13 de fevereiro de 2015

Na Estante 33: Dom Casmurro (Machado de Assis)


Livro: Dom Casmurro
Autor: Machado de Assis
Editora: Globo
Ano: 1997
Páginas: 217



A tradição diz para não confiarmos em narradores em 1ª pessoa. Tudo que lemos no romance, conto ou crônica com este tipo de narrador é fruto de uma visão particular e subjetiva das coisas, de um determinado ponto de vista, um olhar parcial dos fatos. Pronto. Tendo em vista este conselho, você pode se aventurar e se deliciar com Dom Casmurro.

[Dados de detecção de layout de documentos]
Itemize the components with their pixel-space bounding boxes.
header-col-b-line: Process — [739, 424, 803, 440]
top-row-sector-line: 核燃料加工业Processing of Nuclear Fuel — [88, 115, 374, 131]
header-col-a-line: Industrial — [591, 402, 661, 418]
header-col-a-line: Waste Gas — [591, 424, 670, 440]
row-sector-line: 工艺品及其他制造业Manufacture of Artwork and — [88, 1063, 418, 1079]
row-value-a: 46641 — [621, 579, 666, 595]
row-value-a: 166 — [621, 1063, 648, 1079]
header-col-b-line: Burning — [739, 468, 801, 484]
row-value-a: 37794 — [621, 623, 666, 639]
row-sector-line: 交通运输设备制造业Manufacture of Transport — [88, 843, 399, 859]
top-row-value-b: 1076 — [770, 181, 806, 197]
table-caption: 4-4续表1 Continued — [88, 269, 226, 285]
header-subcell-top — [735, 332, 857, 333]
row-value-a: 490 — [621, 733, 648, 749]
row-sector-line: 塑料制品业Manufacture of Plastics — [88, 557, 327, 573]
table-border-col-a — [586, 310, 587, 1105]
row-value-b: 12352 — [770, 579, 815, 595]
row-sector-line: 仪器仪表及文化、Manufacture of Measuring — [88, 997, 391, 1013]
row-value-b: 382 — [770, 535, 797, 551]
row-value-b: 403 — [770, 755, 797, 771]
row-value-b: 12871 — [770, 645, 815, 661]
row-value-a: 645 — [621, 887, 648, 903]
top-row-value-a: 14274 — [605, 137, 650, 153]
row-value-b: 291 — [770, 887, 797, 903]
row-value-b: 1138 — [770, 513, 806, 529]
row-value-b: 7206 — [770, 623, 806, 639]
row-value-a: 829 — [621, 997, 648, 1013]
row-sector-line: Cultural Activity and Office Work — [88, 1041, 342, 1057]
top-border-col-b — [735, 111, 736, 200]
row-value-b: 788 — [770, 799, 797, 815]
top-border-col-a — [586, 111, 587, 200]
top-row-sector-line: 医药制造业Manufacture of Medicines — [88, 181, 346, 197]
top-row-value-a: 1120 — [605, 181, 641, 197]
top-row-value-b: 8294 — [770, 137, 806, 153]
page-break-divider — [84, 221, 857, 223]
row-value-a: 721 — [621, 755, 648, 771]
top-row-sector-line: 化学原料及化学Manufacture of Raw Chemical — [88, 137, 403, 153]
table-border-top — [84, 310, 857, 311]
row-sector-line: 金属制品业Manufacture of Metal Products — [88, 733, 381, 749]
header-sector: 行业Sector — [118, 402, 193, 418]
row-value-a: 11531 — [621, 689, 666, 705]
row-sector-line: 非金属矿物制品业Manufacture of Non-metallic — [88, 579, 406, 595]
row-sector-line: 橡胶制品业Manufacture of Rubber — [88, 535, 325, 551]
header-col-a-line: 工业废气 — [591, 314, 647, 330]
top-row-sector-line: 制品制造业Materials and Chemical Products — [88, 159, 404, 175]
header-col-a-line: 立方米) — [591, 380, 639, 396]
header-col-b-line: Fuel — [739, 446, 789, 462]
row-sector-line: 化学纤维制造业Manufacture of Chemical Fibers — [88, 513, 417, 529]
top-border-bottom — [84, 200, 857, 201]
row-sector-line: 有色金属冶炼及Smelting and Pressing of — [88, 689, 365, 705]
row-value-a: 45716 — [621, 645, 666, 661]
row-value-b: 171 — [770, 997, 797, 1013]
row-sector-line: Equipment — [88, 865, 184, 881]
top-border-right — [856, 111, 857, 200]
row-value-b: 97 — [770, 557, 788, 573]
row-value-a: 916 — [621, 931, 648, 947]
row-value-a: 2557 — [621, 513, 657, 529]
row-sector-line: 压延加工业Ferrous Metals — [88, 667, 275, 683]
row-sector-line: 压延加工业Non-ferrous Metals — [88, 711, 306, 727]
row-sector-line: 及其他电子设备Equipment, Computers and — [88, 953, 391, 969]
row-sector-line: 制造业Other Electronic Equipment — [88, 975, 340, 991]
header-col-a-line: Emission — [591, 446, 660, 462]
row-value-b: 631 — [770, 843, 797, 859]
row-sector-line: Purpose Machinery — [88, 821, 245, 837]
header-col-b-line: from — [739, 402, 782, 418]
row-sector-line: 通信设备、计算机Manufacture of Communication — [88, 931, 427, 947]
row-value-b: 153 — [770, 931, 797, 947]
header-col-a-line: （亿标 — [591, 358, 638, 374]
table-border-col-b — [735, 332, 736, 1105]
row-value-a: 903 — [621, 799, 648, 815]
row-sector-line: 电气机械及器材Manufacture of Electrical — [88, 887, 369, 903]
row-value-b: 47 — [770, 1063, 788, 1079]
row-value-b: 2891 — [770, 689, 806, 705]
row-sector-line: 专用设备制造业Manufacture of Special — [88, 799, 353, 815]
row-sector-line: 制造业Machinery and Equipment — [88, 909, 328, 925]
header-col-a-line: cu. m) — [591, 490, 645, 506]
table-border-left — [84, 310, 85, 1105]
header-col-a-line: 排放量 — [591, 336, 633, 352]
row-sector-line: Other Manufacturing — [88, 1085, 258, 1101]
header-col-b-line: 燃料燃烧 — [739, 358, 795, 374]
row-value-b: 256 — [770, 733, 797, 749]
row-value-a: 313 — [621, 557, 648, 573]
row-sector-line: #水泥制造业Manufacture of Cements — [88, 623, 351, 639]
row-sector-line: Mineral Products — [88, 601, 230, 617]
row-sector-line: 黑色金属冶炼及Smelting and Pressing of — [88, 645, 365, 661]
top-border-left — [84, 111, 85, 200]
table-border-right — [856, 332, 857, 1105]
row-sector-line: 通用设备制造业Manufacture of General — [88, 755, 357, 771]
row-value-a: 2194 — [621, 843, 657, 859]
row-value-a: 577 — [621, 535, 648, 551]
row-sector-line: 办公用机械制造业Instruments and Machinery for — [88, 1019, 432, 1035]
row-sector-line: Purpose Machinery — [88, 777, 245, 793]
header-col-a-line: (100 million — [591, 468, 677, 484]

- _Problema a resolver_: Prossiga, por favor, com a resenha sobre Dom Casmurro a partir do ponto em que ela para. Os registros não têm nenhuma relação com a resenha sobre Dom Casmurro.

- _Resposta escrita_:
O romance de Machado de Assis, entre outras tantas obras-primas que ele escreveu, narra com primor a história de amor entre Bentinho e Capitu. Bentinho decide recontar este relacionamento desde a infância até a vida adulta, tentando, na velhice, trazer a juventude e a inocência de outrora, unir estes dois lados tão distantes através da escritura de um livro. Ele relembra a infância e adolescência na casa de Mata-Cavalos, no Rio de Janeiro, quando se dá conta dos sentimentos que nutre pela vizinha e amiga Capitu, após ouvir a conversa de José Dias, o agregado da família, lembrando a mãe de Bentinho da promessa que ela fizera de transformar o filho num padre e do perigo iminente da aproximação cada vez maior dele com Capitu.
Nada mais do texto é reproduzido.